» **Aim of the exercise**
Will you restate verbatim the lines running from the line with "Transcribe the text in this document." to the end of the data, leaving out everything else?

=== Records shown ===

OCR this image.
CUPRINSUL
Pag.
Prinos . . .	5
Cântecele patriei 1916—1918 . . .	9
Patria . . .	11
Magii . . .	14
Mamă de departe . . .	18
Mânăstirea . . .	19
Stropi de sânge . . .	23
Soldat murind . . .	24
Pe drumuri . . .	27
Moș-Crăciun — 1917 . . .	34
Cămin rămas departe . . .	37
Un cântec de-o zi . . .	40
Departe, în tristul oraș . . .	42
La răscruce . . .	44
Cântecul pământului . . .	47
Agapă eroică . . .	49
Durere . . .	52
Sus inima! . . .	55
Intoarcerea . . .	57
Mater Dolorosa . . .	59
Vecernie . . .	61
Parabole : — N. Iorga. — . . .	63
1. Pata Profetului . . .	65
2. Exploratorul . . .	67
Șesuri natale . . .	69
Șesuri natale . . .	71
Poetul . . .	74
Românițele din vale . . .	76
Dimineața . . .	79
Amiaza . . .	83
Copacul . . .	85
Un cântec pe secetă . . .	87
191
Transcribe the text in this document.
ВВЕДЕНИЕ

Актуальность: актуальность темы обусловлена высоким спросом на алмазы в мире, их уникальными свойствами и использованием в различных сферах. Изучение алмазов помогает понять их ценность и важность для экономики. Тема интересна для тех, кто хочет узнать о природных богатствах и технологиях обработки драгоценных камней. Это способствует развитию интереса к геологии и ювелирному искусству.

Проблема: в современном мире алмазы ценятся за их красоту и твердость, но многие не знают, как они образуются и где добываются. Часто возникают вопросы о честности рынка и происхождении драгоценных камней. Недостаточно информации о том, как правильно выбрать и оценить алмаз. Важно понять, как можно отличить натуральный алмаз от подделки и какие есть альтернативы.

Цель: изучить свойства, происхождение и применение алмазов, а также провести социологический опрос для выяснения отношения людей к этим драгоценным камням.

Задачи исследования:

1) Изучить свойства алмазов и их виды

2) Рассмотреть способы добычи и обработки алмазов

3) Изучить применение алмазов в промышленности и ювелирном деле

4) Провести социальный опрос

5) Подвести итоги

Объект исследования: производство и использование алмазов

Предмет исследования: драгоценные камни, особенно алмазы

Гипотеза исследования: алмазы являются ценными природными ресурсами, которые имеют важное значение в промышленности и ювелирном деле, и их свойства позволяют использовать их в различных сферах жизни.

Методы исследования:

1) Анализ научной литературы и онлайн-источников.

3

===

» **Response to this task**
Transcribe the text in this document.
ВВЕДЕНИЕ

Актуальность: актуальность темы обусловлена высоким спросом на алмазы в мире, их уникальными свойствами и использованием в различных сферах. Изучение алмазов помогает понять их ценность и важность для экономики. Тема интересна для тех, кто хочет узнать о природных богатствах и технологиях обработки драгоценных камней. Это способствует развитию интереса к геологии и ювелирному искусству.

Проблема: в современном мире алмазы ценятся за их красоту и твердость, но многие не знают, как они образуются и где добываются. Часто возникают вопросы о честности рынка и происхождении драгоценных камней. Недостаточно информации о том, как правильно выбрать и оценить алмаз. Важно понять, как можно отличить натуральный алмаз от подделки и какие есть альтернативы.

Цель: изучить свойства, происхождение и применение алмазов, а также провести социологический опрос для выяснения отношения людей к этим драгоценным камням.

Задачи исследования:

1) Изучить свойства алмазов и их виды

2) Рассмотреть способы добычи и обработки алмазов

3) Изучить применение алмазов в промышленности и ювелирном деле

4) Провести социальный опрос

5) Подвести итоги

Объект исследования: производство и использование алмазов

Предмет исследования: драгоценные камни, особенно алмазы

Гипотеза исследования: алмазы являются ценными природными ресурсами, которые имеют важное значение в промышленности и ювелирном деле, и их свойства позволяют использовать их в различных сферах жизни.

Методы исследования:

1) Анализ научной литературы и онлайн-источников.

3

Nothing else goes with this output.